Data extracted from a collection
☆ ☆ ☆ ☆ ☆ ☆ ☆
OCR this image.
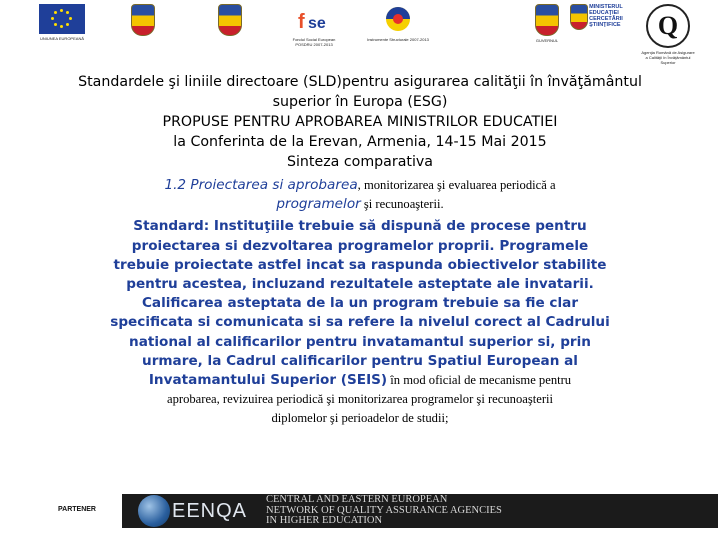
UNIUNEA EUROPEANĂ
f se
Fondul Social European POSDRU 2007-2013
Instrumente Structurale 2007-2013	GUVERNUL
MINISTERUL EDUCAŢIEI CERCETĂRII ŞTIINŢIFICE	Q
Agenţia Română de Asigurare a Calităţii în Învăţământul Superior
Standardele şi liniile directoare (SLD)pentru asigurarea calităţii în învăţământul
superior în Europa (ESG)
PROPUSE PENTRU APROBAREA MINISTRILOR EDUCATIEI
la Conferinta de la Erevan, Armenia, 14-15 Mai 2015
Sinteza comparativa
1.2 Proiectarea si aprobarea, monitorizarea şi evaluarea periodică a
programelor şi recunoaşterii.
Standard: Instituţiile trebuie să dispună de procese pentru proiectarea si dezvoltarea programelor proprii. Programele trebuie proiectate astfel incat sa raspunda obiectivelor stabilite pentru acestea, incluzand rezultatele asteptate ale invatarii. Calificarea asteptata de la un program trebuie sa fie clar specificata si comunicata si sa refere la nivelul corect al Cadrului national al calificarilor pentru invatamantul superior si, prin urmare, la Cadrul calificarilor pentru Spatiul European al Invatamantului Superior (SEIS) în mod oficial de mecanisme pentru
aprobarea, revizuirea periodică şi monitorizarea programelor şi recunoaşterii
diplomelor şi perioadelor de studii;
PARTENER	EENQA
CENTRAL AND EASTERN EUROPEAN
NETWORK OF QUALITY ASSURANCE AGENCIES
IN HIGHER EDUCATION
☆ ☆ ☆ ☆ ☆ ☆ ☆
# [WRITTEN TASK]
Go through the entries above and print each one exactly, minus the pictures.

# [ANSWER BELOW]
OCR this image.
UNIUNEA EUROPEANĂ
f se
Fondul Social European POSDRU 2007-2013
Instrumente Structurale 2007-2013	GUVERNUL
MINISTERUL EDUCAŢIEI CERCETĂRII ŞTIINŢIFICE	Q
Agenţia Română de Asigurare a Calităţii în Învăţământul Superior
Standardele şi liniile directoare (SLD)pentru asigurarea calităţii în învăţământul
superior în Europa (ESG)
PROPUSE PENTRU APROBAREA MINISTRILOR EDUCATIEI
la Conferinta de la Erevan, Armenia, 14-15 Mai 2015
Sinteza comparativa
1.2 Proiectarea si aprobarea, monitorizarea şi evaluarea periodică a
programelor şi recunoaşterii.
Standard: Instituţiile trebuie să dispună de procese pentru proiectarea si dezvoltarea programelor proprii. Programele trebuie proiectate astfel incat sa raspunda obiectivelor stabilite pentru acestea, incluzand rezultatele asteptate ale invatarii. Calificarea asteptata de la un program trebuie sa fie clar specificata si comunicata si sa refere la nivelul corect al Cadrului national al calificarilor pentru invatamantul superior si, prin urmare, la Cadrul calificarilor pentru Spatiul European al Invatamantului Superior (SEIS) în mod oficial de mecanisme pentru
aprobarea, revizuirea periodică şi monitorizarea programelor şi recunoaşterii
diplomelor şi perioadelor de studii;
PARTENER	EENQA
CENTRAL AND EASTERN EUROPEAN
NETWORK OF QUALITY ASSURANCE AGENCIES
IN HIGHER EDUCATION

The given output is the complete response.